**Required task:** Locate the word "conduits" in the material, then show every line that holds it.

Collection entries
* * *
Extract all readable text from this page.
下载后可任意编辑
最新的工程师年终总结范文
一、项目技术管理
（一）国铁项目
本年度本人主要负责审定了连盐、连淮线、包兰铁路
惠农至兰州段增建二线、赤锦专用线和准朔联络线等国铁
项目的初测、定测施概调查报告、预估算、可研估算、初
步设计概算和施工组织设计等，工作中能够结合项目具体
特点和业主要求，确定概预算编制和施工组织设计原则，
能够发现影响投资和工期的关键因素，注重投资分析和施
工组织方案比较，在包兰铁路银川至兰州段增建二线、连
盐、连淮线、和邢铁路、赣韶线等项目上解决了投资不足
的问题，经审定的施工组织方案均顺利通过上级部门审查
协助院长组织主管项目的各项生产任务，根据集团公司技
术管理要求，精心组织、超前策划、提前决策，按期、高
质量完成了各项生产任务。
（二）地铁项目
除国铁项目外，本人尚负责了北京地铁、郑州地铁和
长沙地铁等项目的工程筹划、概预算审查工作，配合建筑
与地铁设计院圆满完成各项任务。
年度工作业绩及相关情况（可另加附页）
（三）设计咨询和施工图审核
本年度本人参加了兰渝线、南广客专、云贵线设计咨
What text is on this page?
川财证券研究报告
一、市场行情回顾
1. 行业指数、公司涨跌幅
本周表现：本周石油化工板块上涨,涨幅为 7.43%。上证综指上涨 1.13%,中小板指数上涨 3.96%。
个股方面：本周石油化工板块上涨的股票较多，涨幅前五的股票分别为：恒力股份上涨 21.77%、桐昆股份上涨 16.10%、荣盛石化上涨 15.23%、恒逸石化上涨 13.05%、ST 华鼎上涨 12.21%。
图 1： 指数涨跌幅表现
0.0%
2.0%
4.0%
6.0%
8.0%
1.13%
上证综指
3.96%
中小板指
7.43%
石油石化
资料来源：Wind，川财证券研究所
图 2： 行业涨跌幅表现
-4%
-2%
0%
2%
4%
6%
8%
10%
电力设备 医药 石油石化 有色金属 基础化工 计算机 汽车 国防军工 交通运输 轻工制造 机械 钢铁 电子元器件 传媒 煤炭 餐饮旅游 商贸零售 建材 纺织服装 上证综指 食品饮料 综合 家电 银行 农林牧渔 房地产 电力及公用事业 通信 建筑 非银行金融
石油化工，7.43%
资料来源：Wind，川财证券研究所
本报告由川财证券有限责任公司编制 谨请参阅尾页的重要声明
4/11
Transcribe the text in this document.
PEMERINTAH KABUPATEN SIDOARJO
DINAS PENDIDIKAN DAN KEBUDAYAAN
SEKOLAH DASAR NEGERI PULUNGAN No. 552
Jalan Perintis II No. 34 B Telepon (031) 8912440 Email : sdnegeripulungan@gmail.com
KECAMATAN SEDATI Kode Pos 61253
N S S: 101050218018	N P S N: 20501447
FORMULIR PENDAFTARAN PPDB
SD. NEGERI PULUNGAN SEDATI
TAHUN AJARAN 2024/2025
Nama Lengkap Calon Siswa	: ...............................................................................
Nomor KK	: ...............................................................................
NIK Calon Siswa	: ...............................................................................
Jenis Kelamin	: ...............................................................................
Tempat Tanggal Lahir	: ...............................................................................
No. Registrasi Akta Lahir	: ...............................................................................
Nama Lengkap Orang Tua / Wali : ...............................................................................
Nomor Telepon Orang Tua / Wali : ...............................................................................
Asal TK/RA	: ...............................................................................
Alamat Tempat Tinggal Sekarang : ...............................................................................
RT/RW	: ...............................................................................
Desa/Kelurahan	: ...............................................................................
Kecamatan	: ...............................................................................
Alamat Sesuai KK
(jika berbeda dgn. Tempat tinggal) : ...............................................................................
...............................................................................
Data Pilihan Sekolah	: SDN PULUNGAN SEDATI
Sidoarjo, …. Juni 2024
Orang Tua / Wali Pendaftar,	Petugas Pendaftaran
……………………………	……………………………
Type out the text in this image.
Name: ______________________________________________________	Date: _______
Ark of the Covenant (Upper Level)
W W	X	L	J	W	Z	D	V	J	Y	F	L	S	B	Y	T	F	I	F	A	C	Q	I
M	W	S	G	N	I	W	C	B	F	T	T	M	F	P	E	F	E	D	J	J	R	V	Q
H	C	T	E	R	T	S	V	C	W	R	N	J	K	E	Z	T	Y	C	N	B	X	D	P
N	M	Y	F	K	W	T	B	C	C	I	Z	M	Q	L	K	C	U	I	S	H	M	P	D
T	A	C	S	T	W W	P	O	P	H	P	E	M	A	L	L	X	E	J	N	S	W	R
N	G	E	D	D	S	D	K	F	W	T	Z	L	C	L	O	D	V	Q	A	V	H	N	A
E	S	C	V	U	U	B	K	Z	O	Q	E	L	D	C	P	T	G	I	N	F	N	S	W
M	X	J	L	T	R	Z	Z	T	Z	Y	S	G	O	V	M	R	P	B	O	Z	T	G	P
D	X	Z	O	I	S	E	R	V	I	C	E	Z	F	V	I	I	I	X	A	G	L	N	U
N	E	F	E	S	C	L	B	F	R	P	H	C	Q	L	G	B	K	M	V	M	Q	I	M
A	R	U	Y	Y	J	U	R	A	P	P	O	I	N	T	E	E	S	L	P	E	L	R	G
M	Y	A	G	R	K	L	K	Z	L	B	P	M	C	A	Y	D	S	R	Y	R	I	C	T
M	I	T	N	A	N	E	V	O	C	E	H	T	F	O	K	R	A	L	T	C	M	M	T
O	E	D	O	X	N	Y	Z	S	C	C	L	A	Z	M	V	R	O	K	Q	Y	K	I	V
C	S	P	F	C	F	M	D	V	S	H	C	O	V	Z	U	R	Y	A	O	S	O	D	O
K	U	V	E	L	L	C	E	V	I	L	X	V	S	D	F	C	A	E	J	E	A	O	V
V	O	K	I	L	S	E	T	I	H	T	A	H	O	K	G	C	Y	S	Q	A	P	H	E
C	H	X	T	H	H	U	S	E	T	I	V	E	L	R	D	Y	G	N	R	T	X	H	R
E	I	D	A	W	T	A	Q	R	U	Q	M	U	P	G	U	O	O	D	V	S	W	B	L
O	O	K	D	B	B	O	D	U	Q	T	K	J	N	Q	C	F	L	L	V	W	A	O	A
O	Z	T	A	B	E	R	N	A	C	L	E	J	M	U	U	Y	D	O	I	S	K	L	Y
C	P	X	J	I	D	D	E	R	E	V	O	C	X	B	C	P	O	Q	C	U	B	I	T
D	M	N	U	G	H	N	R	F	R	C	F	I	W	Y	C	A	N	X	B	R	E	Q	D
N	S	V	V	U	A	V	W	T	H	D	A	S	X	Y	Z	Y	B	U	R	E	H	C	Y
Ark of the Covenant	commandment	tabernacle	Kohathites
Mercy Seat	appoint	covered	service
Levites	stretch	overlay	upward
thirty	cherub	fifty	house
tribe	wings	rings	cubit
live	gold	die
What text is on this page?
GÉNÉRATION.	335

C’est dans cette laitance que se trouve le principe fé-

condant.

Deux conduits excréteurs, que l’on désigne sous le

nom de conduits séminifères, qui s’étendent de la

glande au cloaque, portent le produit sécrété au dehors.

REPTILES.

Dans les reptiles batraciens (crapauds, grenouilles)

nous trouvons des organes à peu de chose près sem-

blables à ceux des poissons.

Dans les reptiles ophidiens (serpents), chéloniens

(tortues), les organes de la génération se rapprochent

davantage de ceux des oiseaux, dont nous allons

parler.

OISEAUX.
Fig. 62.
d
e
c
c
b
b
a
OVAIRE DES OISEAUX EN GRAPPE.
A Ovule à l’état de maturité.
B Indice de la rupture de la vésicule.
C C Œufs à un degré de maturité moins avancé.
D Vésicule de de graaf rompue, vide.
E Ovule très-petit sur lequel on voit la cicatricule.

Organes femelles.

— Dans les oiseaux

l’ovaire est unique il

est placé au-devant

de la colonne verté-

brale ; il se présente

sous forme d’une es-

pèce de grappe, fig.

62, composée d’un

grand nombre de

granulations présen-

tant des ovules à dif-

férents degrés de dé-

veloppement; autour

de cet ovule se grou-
* * *
**Solution to this problem:**
Deux conduits excréteurs, que l’on désigne sous le
nom de conduits séminifères, qui s’étendent de la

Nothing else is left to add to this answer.